**WHAT THE TASK ASKS**
Repeat each line exactly, leaving nothing out.

(Stored data entries)
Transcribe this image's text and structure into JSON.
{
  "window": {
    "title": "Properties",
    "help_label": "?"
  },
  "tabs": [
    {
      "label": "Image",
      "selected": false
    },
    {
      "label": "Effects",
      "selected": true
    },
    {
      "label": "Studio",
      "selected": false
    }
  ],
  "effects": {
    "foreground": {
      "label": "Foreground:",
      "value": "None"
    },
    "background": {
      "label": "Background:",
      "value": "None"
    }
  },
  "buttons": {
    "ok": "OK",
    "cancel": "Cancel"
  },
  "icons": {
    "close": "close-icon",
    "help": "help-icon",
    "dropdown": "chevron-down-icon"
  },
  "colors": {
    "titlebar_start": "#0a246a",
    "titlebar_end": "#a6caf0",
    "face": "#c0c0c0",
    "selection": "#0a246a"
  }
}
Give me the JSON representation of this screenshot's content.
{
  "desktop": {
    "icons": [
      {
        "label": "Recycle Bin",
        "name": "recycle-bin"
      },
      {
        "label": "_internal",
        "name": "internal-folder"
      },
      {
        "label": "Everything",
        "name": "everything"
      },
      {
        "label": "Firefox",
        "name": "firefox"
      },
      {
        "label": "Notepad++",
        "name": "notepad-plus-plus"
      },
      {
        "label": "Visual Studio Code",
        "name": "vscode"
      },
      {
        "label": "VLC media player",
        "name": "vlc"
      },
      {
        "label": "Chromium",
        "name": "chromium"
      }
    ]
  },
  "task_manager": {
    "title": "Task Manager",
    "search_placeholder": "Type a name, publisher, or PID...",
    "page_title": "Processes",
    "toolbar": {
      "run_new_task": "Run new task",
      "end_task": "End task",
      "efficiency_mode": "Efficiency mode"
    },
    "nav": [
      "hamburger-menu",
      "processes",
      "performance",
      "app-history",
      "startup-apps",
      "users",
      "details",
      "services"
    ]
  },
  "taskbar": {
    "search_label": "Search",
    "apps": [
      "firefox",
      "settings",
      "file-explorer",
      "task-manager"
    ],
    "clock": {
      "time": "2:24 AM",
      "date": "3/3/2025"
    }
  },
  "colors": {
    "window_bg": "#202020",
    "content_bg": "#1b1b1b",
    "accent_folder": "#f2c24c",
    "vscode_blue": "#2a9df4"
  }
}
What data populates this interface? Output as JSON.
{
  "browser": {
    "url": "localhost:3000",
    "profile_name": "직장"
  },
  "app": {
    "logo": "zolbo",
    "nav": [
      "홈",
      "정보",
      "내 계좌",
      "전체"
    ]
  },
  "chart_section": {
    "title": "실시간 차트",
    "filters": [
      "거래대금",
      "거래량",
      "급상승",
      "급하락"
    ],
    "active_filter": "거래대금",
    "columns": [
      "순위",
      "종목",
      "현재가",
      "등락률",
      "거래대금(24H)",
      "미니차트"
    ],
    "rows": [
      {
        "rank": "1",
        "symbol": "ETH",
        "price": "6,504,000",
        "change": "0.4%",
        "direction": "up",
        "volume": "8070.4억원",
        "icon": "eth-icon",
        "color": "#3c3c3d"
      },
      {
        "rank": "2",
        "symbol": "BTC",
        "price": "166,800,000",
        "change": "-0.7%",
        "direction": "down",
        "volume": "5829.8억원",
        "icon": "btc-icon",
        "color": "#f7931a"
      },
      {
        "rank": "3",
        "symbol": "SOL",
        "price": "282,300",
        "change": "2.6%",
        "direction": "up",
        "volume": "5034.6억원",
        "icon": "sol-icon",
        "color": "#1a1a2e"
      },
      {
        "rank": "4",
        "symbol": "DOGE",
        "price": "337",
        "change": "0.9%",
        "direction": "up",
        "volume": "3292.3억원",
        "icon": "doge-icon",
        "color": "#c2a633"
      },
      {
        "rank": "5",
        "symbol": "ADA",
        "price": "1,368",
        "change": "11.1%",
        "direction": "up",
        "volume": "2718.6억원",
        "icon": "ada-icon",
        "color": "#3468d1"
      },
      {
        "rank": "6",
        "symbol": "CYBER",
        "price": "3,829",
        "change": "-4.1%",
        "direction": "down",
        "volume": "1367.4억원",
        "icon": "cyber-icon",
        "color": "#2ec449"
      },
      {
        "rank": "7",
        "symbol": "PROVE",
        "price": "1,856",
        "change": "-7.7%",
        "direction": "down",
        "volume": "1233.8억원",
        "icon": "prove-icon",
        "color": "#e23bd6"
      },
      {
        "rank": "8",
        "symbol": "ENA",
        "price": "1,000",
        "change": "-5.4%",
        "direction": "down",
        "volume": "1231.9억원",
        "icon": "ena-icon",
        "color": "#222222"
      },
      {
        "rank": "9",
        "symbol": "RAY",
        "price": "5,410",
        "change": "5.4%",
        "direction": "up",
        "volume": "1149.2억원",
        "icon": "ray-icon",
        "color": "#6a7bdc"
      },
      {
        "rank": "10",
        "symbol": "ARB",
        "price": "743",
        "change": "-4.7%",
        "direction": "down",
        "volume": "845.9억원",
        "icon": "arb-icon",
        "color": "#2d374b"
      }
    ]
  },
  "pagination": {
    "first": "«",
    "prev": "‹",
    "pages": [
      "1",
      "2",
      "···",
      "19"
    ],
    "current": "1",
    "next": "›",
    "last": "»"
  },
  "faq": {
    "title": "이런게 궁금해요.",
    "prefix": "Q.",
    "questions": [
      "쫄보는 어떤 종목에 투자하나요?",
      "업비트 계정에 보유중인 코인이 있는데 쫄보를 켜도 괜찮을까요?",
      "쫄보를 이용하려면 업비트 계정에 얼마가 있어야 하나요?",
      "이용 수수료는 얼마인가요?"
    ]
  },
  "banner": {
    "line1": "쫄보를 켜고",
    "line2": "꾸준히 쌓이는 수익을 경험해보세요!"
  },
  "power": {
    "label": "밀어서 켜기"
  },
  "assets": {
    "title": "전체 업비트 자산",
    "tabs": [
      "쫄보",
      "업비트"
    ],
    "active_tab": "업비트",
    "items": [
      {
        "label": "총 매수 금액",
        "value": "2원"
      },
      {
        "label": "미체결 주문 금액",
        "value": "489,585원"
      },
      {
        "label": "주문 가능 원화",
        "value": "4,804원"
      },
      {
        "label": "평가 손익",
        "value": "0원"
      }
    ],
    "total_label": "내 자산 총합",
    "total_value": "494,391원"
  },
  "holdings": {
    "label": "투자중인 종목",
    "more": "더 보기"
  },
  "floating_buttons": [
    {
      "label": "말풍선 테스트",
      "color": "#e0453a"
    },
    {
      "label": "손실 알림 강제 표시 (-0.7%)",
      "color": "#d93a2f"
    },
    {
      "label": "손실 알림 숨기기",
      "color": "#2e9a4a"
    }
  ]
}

**SOLUTION TO THIS TASK**
Transcribe this image's text and structure into JSON.
{
  "window": {
    "title": "Properties",
    "help_label": "?"
  },
  "tabs": [
    {
      "label": "Image",
      "selected": false
    },
    {
      "label": "Effects",
      "selected": true
    },
    {
      "label": "Studio",
      "selected": false
    }
  ],
  "effects": {
    "foreground": {
      "label": "Foreground:",
      "value": "None"
    },
    "background": {
      "label": "Background:",
      "value": "None"
    }
  },
  "buttons": {
    "ok": "OK",
    "cancel": "Cancel"
  },
  "icons": {
    "close": "close-icon",
    "help": "help-icon",
    "dropdown": "chevron-down-icon"
  },
  "colors": {
    "titlebar_start": "#0a246a",
    "titlebar_end": "#a6caf0",
    "face": "#c0c0c0",
    "selection": "#0a246a"
  }
}
Give me the JSON representation of this screenshot's content.
{
  "desktop": {
    "icons": [
      {
        "label": "Recycle Bin",
        "name": "recycle-bin"
      },
      {
        "label": "_internal",
        "name": "internal-folder"
      },
      {
        "label": "Everything",
        "name": "everything"
      },
      {
        "label": "Firefox",
        "name": "firefox"
      },
      {
        "label": "Notepad++",
        "name": "notepad-plus-plus"
      },
      {
        "label": "Visual Studio Code",
        "name": "vscode"
      },
      {
        "label": "VLC media player",
        "name": "vlc"
      },
      {
        "label": "Chromium",
        "name": "chromium"
      }
    ]
  },
  "task_manager": {
    "title": "Task Manager",
    "search_placeholder": "Type a name, publisher, or PID...",
    "page_title": "Processes",
    "toolbar": {
      "run_new_task": "Run new task",
      "end_task": "End task",
      "efficiency_mode": "Efficiency mode"
    },
    "nav": [
      "hamburger-menu",
      "processes",
      "performance",
      "app-history",
      "startup-apps",
      "users",
      "details",
      "services"
    ]
  },
  "taskbar": {
    "search_label": "Search",
    "apps": [
      "firefox",
      "settings",
      "file-explorer",
      "task-manager"
    ],
    "clock": {
      "time": "2:24 AM",
      "date": "3/3/2025"
    }
  },
  "colors": {
    "window_bg": "#202020",
    "content_bg": "#1b1b1b",
    "accent_folder": "#f2c24c",
    "vscode_blue": "#2a9df4"
  }
}
What data populates this interface? Output as JSON.
{
  "browser": {
    "url": "localhost:3000",
    "profile_name": "직장"
  },
  "app": {
    "logo": "zolbo",
    "nav": [
      "홈",
      "정보",
      "내 계좌",
      "전체"
    ]
  },
  "chart_section": {
    "title": "실시간 차트",
    "filters": [
      "거래대금",
      "거래량",
      "급상승",
      "급하락"
    ],
    "active_filter": "거래대금",
    "columns": [
      "순위",
      "종목",
      "현재가",
      "등락률",
      "거래대금(24H)",
      "미니차트"
    ],
    "rows": [
      {
        "rank": "1",
        "symbol": "ETH",
        "price": "6,504,000",
        "change": "0.4%",
        "direction": "up",
        "volume": "8070.4억원",
        "icon": "eth-icon",
        "color": "#3c3c3d"
      },
      {
        "rank": "2",
        "symbol": "BTC",
        "price": "166,800,000",
        "change": "-0.7%",
        "direction": "down",
        "volume": "5829.8억원",
        "icon": "btc-icon",
        "color": "#f7931a"
      },
      {
        "rank": "3",
        "symbol": "SOL",
        "price": "282,300",
        "change": "2.6%",
        "direction": "up",
        "volume": "5034.6억원",
        "icon": "sol-icon",
        "color": "#1a1a2e"
      },
      {
        "rank": "4",
        "symbol": "DOGE",
        "price": "337",
        "change": "0.9%",
        "direction": "up",
        "volume": "3292.3억원",
        "icon": "doge-icon",
        "color": "#c2a633"
      },
      {
        "rank": "5",
        "symbol": "ADA",
        "price": "1,368",
        "change": "11.1%",
        "direction": "up",
        "volume": "2718.6억원",
        "icon": "ada-icon",
        "color": "#3468d1"
      },
      {
        "rank": "6",
        "symbol": "CYBER",
        "price": "3,829",
        "change": "-4.1%",
        "direction": "down",
        "volume": "1367.4억원",
        "icon": "cyber-icon",
        "color": "#2ec449"
      },
      {
        "rank": "7",
        "symbol": "PROVE",
        "price": "1,856",
        "change": "-7.7%",
        "direction": "down",
        "volume": "1233.8억원",
        "icon": "prove-icon",
        "color": "#e23bd6"
      },
      {
        "rank": "8",
        "symbol": "ENA",
        "price": "1,000",
        "change": "-5.4%",
        "direction": "down",
        "volume": "1231.9억원",
        "icon": "ena-icon",
        "color": "#222222"
      },
      {
        "rank": "9",
        "symbol": "RAY",
        "price": "5,410",
        "change": "5.4%",
        "direction": "up",
        "volume": "1149.2억원",
        "icon": "ray-icon",
        "color": "#6a7bdc"
      },
      {
        "rank": "10",
        "symbol": "ARB",
        "price": "743",
        "change": "-4.7%",
        "direction": "down",
        "volume": "845.9억원",
        "icon": "arb-icon",
        "color": "#2d374b"
      }
    ]
  },
  "pagination": {
    "first": "«",
    "prev": "‹",
    "pages": [
      "1",
      "2",
      "···",
      "19"
    ],
    "current": "1",
    "next": "›",
    "last": "»"
  },
  "faq": {
    "title": "이런게 궁금해요.",
    "prefix": "Q.",
    "questions": [
      "쫄보는 어떤 종목에 투자하나요?",
      "업비트 계정에 보유중인 코인이 있는데 쫄보를 켜도 괜찮을까요?",
      "쫄보를 이용하려면 업비트 계정에 얼마가 있어야 하나요?",
      "이용 수수료는 얼마인가요?"
    ]
  },
  "banner": {
    "line1": "쫄보를 켜고",
    "line2": "꾸준히 쌓이는 수익을 경험해보세요!"
  },
  "power": {
    "label": "밀어서 켜기"
  },
  "assets": {
    "title": "전체 업비트 자산",
    "tabs": [
      "쫄보",
      "업비트"
    ],
    "active_tab": "업비트",
    "items": [
      {
        "label": "총 매수 금액",
        "value": "2원"
      },
      {
        "label": "미체결 주문 금액",
        "value": "489,585원"
      },
      {
        "label": "주문 가능 원화",
        "value": "4,804원"
      },
      {
        "label": "평가 손익",
        "value": "0원"
      }
    ],
    "total_label": "내 자산 총합",
    "total_value": "494,391원"
  },
  "holdings": {
    "label": "투자중인 종목",
    "more": "더 보기"
  },
  "floating_buttons": [
    {
      "label": "말풍선 테스트",
      "color": "#e0453a"
    },
    {
      "label": "손실 알림 강제 표시 (-0.7%)",
      "color": "#d93a2f"
    },
    {
      "label": "손실 알림 숨기기",
      "color": "#2e9a4a"
    }
  ]
}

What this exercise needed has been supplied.